[STUDY TEXT — start]
Nice work and nice write-up!
Have you ever "wet-sanded" the CA? I found that it works much better than dry...
joelav (author)  SlickSqueegie1 year ago
Yup, I have. I was careful on this one because unlike pens or "kit" turnings on a mandrel with bushings, the ends are raw wood and I didn't want to soak them.
sublingual1 year ago
Nice instructable--good solid safety info, too.

I'm more a metal guy than a wood guy, but now you've got me inspired to cast my own handle out of brass (or scrap silver if I'm feeling punchy). I just need to figure out the tapping bit, since I generally work in jewelry.

Oh, one quick suggestion, if it's relevant: After you mark your centerpoint on the non-drilled end, could you just knock the corners down with a hand planer to start the rounding process, and get to higher initial speeds on your lathe?
joelav (author)  sublingual1 year ago
The bandsaw works great for this using a small jig with a V shaped groove. Since the diameter is so small on these, it's not a big deal to get it round on the lathe. On a small piece like this it only takes 3 or 4 sweeps with a gouge to knock down the edges.

On larger items, that is definitely recommended. Tapping should be a lot easier in metal. 1/4-20 is a very common size,
Yeah, the nice thing about cast metal is that I can just drill the hole in wax, and jewelry metals are nice and soft for tapping. I'd love to get a metal lathe at some point, but it's not on the horizon at the moment.
[STUDY TEXT — finish]
[RECORD SET — start]
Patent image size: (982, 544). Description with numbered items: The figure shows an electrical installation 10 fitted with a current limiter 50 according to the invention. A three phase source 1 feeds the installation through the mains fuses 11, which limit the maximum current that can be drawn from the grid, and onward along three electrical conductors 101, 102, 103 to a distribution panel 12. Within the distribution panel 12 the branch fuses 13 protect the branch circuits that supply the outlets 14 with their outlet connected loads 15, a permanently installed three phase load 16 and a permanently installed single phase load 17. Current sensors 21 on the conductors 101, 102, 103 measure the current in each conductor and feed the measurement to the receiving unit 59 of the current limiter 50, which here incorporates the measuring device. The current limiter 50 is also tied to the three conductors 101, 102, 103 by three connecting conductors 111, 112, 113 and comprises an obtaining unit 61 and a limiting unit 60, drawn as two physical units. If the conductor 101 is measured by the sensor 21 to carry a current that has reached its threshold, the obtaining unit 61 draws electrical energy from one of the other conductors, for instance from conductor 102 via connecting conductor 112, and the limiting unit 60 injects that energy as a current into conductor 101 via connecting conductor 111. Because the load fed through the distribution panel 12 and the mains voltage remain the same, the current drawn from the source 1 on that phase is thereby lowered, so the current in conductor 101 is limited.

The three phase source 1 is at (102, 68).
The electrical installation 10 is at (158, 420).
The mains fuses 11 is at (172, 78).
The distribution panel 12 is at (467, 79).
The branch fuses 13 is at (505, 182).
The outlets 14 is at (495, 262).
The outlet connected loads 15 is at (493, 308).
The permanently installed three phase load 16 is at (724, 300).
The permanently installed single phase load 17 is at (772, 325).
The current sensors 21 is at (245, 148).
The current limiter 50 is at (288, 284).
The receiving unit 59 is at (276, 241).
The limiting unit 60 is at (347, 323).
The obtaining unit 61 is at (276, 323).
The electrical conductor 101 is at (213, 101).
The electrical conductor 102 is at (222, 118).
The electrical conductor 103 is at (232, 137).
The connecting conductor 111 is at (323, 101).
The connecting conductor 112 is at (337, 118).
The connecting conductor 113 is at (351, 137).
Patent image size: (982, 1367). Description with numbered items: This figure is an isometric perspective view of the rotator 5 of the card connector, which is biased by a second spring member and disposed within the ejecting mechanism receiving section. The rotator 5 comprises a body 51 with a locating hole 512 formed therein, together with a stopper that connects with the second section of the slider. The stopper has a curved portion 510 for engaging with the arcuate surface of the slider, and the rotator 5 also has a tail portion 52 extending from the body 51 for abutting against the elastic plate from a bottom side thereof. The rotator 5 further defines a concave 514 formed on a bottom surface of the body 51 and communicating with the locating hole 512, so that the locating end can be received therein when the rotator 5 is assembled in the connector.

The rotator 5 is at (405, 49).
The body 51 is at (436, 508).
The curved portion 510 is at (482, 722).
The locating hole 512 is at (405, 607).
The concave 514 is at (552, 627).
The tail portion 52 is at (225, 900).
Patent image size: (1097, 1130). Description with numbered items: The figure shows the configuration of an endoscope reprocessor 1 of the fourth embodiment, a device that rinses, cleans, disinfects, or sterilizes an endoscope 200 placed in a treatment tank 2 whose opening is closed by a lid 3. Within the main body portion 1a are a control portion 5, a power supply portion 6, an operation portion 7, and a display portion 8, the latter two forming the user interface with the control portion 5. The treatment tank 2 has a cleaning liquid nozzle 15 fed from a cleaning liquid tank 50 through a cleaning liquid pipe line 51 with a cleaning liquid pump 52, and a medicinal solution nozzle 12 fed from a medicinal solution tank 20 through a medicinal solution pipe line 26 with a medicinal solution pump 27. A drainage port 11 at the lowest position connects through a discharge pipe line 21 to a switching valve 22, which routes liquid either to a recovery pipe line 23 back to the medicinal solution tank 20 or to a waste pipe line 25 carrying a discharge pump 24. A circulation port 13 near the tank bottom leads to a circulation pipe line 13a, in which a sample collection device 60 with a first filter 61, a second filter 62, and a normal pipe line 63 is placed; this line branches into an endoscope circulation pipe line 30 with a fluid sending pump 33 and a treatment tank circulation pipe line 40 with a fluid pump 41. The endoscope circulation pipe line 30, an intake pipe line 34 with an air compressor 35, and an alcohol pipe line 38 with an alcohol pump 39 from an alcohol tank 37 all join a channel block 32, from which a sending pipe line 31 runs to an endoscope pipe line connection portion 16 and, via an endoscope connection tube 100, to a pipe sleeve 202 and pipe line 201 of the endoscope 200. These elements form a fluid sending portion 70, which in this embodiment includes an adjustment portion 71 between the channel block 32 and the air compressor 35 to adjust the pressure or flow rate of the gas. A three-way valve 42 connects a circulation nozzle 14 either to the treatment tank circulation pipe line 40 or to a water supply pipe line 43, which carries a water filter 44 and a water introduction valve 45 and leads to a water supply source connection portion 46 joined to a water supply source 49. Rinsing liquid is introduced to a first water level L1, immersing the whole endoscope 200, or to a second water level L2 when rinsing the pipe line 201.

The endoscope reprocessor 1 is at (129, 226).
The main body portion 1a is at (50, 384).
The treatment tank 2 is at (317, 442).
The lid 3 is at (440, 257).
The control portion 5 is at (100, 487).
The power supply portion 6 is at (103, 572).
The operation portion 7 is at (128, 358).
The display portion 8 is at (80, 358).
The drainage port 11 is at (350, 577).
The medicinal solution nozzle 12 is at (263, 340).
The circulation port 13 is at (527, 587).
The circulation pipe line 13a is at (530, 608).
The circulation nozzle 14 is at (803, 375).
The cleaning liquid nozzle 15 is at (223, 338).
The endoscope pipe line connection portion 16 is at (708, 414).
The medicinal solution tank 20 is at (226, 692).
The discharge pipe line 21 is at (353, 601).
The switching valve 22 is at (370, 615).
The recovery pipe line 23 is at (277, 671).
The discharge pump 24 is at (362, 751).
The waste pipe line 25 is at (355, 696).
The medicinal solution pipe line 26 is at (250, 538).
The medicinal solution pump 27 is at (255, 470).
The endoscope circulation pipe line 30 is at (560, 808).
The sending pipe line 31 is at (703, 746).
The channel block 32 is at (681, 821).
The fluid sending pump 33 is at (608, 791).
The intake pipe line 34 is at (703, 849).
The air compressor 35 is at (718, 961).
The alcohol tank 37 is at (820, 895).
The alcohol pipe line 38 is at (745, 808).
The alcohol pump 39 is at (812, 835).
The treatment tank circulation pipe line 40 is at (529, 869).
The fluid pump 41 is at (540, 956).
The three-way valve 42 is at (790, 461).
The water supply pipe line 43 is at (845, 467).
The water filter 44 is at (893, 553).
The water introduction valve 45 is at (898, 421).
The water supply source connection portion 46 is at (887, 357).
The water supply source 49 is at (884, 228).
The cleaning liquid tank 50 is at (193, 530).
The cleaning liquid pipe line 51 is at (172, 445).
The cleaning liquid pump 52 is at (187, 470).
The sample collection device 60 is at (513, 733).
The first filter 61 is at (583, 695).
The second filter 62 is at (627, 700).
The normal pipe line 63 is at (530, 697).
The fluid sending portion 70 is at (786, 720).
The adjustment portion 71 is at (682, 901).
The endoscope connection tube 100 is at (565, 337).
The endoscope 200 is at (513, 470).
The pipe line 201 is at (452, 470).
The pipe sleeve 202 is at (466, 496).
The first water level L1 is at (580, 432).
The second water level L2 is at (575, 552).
[RECORD SET — finish]
▶ **ACTIVITIES**
- a) List every machine or hand tool for cutting or shaping that the woodturning comment thread names.
- b) Write the next comment in the woodturning comment thread, following on from its last line.

▶ **RESULTS FOR THE EXERCISE**
- a) lathe, hand planer, bandsaw, gouge, metal lathe

- b)
Rombie1 year ago
How much you selling them for? Yeah I could use one, I have black hair so my facial hair comes in fast so I shave daily.
joelav (author)  Rombie1 year ago
My profile has a link to my shop. I am out of stock on the heads now but should be getting more soon.
a.steidl1 year ago
Wow, I never thought of using cyanoacrylic as a finish before. I've used nitrocellulose, and love it, but it doesn't seem to like water too much after time.
joelav (author)  a.steidl1 year ago
It only works well on a lathe and on smaller items. I make badger brushes as well and finish them with CA. With enough coats, it's 100% waterproof. Just be careful because it is a very hard finish (like nitro) and can crack if you hit it just right.
a.steidl1 year ago
Very nice instructible, mate. Love woodworking, and need a lathe soon. :)
joelav (author)  a.steidl1 year ago
Lathes are fun. The learning curve is not very steep. Just beware that the supporting equipment like chisels, chucks, sharpening equipment, and centers can easily exceed the cost of the lathe itself.
a.steidl1 year ago
Dang that's pretty, after 12k grit! :)
abrannan1 year ago
Since you've got extra material, why not drill the hole a bit deeper, and run it with a drive center? Seems like you'd have to worry less about splitting with the dead center, and the I Italy rounding would be easier.
joelav (author)  abrannan1 year ago
I did for the first few. It's really hard to keep the top square and the hole perfectly centered with a drive spur. The dead center doesn't split the wood, when you try to drive the receiver in an off center hole is when splitting happens. Plus CA finishing is almost impossible with parts at both ends
eblackman11 year ago
well done sir, well done!
neo716651 year ago
Looks great. I use a Fatboy that was me grandpas but been thinking of making one. Next on my list right now is an acrylic badger brush. I just gotta get a lathe first lol.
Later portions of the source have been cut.